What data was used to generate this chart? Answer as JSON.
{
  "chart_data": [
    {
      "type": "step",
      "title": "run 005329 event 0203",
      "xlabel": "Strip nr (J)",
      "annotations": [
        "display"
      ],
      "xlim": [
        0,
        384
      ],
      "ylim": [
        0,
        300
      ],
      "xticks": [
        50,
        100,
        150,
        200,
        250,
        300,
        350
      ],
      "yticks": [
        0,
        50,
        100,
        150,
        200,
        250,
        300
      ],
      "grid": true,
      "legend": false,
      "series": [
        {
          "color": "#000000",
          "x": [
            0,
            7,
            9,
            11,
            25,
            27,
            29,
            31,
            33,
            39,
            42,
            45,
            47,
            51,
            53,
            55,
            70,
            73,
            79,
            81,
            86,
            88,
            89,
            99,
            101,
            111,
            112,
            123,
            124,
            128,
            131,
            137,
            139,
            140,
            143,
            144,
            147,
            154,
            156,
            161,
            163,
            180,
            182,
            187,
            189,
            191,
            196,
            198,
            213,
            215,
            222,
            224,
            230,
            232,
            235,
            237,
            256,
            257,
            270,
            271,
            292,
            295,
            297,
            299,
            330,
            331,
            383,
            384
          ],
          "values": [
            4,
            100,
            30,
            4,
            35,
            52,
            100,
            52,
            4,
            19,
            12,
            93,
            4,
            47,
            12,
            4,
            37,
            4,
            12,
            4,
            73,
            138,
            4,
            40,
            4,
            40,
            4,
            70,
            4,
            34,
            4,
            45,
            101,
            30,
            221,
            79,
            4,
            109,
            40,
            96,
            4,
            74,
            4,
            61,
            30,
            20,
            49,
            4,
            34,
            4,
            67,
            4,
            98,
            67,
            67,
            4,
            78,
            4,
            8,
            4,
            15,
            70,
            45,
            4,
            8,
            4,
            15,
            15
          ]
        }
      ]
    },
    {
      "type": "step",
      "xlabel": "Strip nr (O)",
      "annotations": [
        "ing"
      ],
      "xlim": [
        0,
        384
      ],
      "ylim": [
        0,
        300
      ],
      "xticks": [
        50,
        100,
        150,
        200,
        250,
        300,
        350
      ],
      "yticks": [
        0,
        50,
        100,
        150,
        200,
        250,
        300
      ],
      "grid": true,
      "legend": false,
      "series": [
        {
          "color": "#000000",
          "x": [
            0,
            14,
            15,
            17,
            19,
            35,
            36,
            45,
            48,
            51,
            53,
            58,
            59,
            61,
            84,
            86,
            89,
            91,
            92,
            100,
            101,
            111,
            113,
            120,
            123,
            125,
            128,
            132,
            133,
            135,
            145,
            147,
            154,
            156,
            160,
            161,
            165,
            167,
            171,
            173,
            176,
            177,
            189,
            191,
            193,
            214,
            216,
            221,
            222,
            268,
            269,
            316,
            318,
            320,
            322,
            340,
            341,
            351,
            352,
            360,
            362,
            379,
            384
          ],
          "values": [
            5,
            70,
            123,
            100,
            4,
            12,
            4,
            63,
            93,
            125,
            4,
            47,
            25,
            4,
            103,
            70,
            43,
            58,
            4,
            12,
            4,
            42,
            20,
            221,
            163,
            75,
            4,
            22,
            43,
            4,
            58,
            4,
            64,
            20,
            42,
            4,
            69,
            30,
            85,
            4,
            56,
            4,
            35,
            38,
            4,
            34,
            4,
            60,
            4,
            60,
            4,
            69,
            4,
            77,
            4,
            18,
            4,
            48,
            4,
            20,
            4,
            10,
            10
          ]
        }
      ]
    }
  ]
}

--------------------

**Brief**
Retype all of the entries precisely as they are.

**Answer for this exercise**
What data was used to generate this chart? Answer as JSON.
{
  "chart_data": [
    {
      "type": "step",
      "title": "run 005329 event 0203",
      "xlabel": "Strip nr (J)",
      "annotations": [
        "display"
      ],
      "xlim": [
        0,
        384
      ],
      "ylim": [
        0,
        300
      ],
      "xticks": [
        50,
        100,
        150,
        200,
        250,
        300,
        350
      ],
      "yticks": [
        0,
        50,
        100,
        150,
        200,
        250,
        300
      ],
      "grid": true,
      "legend": false,
      "series": [
        {
          "color": "#000000",
          "x": [
            0,
            7,
            9,
            11,
            25,
            27,
            29,
            31,
            33,
            39,
            42,
            45,
            47,
            51,
            53,
            55,
            70,
            73,
            79,
            81,
            86,
            88,
            89,
            99,
            101,
            111,
            112,
            123,
            124,
            128,
            131,
            137,
            139,
            140,
            143,
            144,
            147,
            154,
            156,
            161,
            163,
            180,
            182,
            187,
            189,
            191,
            196,
            198,
            213,
            215,
            222,
            224,
            230,
            232,
            235,
            237,
            256,
            257,
            270,
            271,
            292,
            295,
            297,
            299,
            330,
            331,
            383,
            384
          ],
          "values": [
            4,
            100,
            30,
            4,
            35,
            52,
            100,
            52,
            4,
            19,
            12,
            93,
            4,
            47,
            12,
            4,
            37,
            4,
            12,
            4,
            73,
            138,
            4,
            40,
            4,
            40,
            4,
            70,
            4,
            34,
            4,
            45,
            101,
            30,
            221,
            79,
            4,
            109,
            40,
            96,
            4,
            74,
            4,
            61,
            30,
            20,
            49,
            4,
            34,
            4,
            67,
            4,
            98,
            67,
            67,
            4,
            78,
            4,
            8,
            4,
            15,
            70,
            45,
            4,
            8,
            4,
            15,
            15
          ]
        }
      ]
    },
    {
      "type": "step",
      "xlabel": "Strip nr (O)",
      "annotations": [
        "ing"
      ],
      "xlim": [
        0,
        384
      ],
      "ylim": [
        0,
        300
      ],
      "xticks": [
        50,
        100,
        150,
        200,
        250,
        300,
        350
      ],
      "yticks": [
        0,
        50,
        100,
        150,
        200,
        250,
        300
      ],
      "grid": true,
      "legend": false,
      "series": [
        {
          "color": "#000000",
          "x": [
            0,
            14,
            15,
            17,
            19,
            35,
            36,
            45,
            48,
            51,
            53,
            58,
            59,
            61,
            84,
            86,
            89,
            91,
            92,
            100,
            101,
            111,
            113,
            120,
            123,
            125,
            128,
            132,
            133,
            135,
            145,
            147,
            154,
            156,
            160,
            161,
            165,
            167,
            171,
            173,
            176,
            177,
            189,
            191,
            193,
            214,
            216,
            221,
            222,
            268,
            269,
            316,
            318,
            320,
            322,
            340,
            341,
            351,
            352,
            360,
            362,
            379,
            384
          ],
          "values": [
            5,
            70,
            123,
            100,
            4,
            12,
            4,
            63,
            93,
            125,
            4,
            47,
            25,
            4,
            103,
            70,
            43,
            58,
            4,
            12,
            4,
            42,
            20,
            221,
            163,
            75,
            4,
            22,
            43,
            4,
            58,
            4,
            64,
            20,
            42,
            4,
            69,
            30,
            85,
            4,
            56,
            4,
            35,
            38,
            4,
            34,
            4,
            60,
            4,
            60,
            4,
            69,
            4,
            77,
            4,
            18,
            4,
            48,
            4,
            20,
            4,
            10,
            10
          ]
        }
      ]
    }
  ]
}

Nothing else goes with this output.